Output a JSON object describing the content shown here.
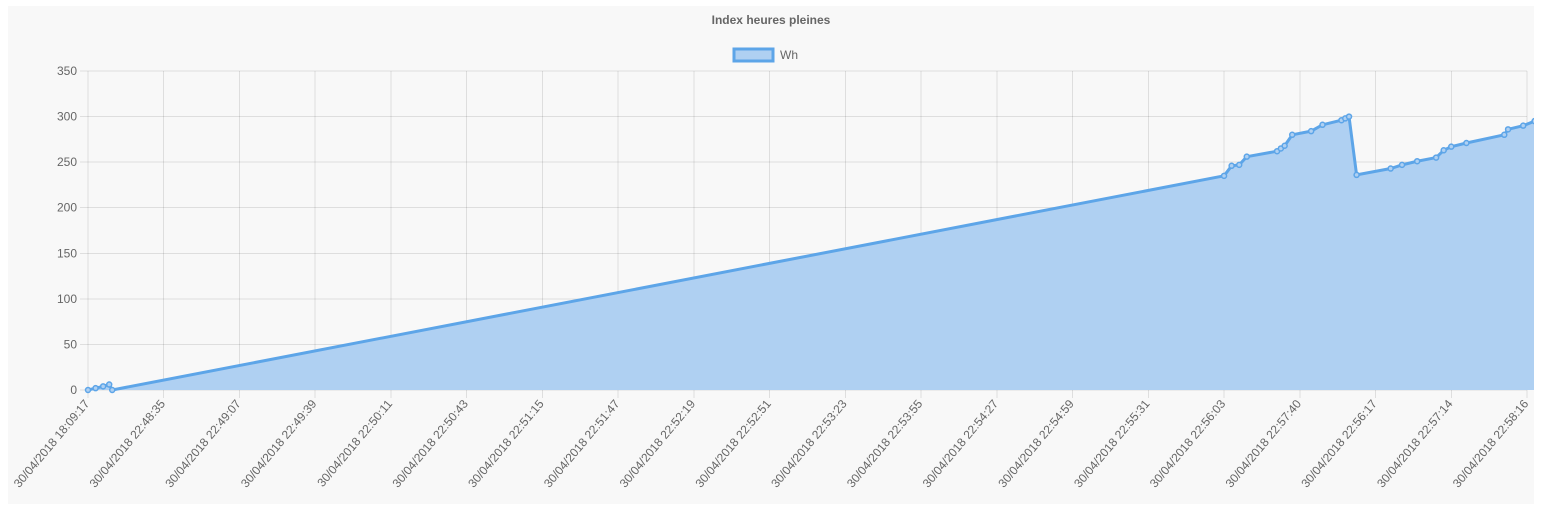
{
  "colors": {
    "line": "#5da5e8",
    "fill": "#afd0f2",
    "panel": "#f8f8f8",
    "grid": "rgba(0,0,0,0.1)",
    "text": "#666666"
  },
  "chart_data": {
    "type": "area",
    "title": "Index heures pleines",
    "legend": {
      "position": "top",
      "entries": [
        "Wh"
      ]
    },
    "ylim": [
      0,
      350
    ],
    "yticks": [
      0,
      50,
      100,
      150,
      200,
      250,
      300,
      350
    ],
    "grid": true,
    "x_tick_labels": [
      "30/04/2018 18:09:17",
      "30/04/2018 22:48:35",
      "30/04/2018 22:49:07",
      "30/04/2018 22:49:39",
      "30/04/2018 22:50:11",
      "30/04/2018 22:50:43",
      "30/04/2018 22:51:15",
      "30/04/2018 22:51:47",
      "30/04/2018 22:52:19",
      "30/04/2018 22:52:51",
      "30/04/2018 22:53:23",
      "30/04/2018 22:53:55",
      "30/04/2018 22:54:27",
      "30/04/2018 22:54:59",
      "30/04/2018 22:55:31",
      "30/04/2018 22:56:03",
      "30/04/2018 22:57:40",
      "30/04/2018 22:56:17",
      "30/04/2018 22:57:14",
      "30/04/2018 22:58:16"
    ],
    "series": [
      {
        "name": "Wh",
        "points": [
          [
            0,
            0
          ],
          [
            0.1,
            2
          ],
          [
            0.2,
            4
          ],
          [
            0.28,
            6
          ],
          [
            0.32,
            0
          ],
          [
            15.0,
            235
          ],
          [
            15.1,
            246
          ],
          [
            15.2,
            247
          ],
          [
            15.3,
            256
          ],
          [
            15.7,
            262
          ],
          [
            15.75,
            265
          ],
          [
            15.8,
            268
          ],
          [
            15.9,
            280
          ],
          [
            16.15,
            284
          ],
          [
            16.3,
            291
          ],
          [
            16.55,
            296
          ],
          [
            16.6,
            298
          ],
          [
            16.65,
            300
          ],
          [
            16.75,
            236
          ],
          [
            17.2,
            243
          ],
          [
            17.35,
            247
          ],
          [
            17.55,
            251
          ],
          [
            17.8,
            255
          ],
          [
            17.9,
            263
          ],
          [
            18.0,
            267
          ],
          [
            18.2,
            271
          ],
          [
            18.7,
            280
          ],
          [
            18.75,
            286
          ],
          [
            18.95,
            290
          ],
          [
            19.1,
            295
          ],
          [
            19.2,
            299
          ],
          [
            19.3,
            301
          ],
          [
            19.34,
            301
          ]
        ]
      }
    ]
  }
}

+--

Copy the whole of the material above exactly, but not its images.

Output a JSON object describing the content shown here.
{
  "colors": {
    "line": "#5da5e8",
    "fill": "#afd0f2",
    "panel": "#f8f8f8",
    "grid": "rgba(0,0,0,0.1)",
    "text": "#666666"
  },
  "chart_data": {
    "type": "area",
    "title": "Index heures pleines",
    "legend": {
      "position": "top",
      "entries": [
        "Wh"
      ]
    },
    "ylim": [
      0,
      350
    ],
    "yticks": [
      0,
      50,
      100,
      150,
      200,
      250,
      300,
      350
    ],
    "grid": true,
    "x_tick_labels": [
      "30/04/2018 18:09:17",
      "30/04/2018 22:48:35",
      "30/04/2018 22:49:07",
      "30/04/2018 22:49:39",
      "30/04/2018 22:50:11",
      "30/04/2018 22:50:43",
      "30/04/2018 22:51:15",
      "30/04/2018 22:51:47",
      "30/04/2018 22:52:19",
      "30/04/2018 22:52:51",
      "30/04/2018 22:53:23",
      "30/04/2018 22:53:55",
      "30/04/2018 22:54:27",
      "30/04/2018 22:54:59",
      "30/04/2018 22:55:31",
      "30/04/2018 22:56:03",
      "30/04/2018 22:57:40",
      "30/04/2018 22:56:17",
      "30/04/2018 22:57:14",
      "30/04/2018 22:58:16"
    ],
    "series": [
      {
        "name": "Wh",
        "points": [
          [
            0,
            0
          ],
          [
            0.1,
            2
          ],
          [
            0.2,
            4
          ],
          [
            0.28,
            6
          ],
          [
            0.32,
            0
          ],
          [
            15.0,
            235
          ],
          [
            15.1,
            246
          ],
          [
            15.2,
            247
          ],
          [
            15.3,
            256
          ],
          [
            15.7,
            262
          ],
          [
            15.75,
            265
          ],
          [
            15.8,
            268
          ],
          [
            15.9,
            280
          ],
          [
            16.15,
            284
          ],
          [
            16.3,
            291
          ],
          [
            16.55,
            296
          ],
          [
            16.6,
            298
          ],
          [
            16.65,
            300
          ],
          [
            16.75,
            236
          ],
          [
            17.2,
            243
          ],
          [
            17.35,
            247
          ],
          [
            17.55,
            251
          ],
          [
            17.8,
            255
          ],
          [
            17.9,
            263
          ],
          [
            18.0,
            267
          ],
          [
            18.2,
            271
          ],
          [
            18.7,
            280
          ],
          [
            18.75,
            286
          ],
          [
            18.95,
            290
          ],
          [
            19.1,
            295
          ],
          [
            19.2,
            299
          ],
          [
            19.3,
            301
          ],
          [
            19.34,
            301
          ]
        ]
      }
    ]
  }
}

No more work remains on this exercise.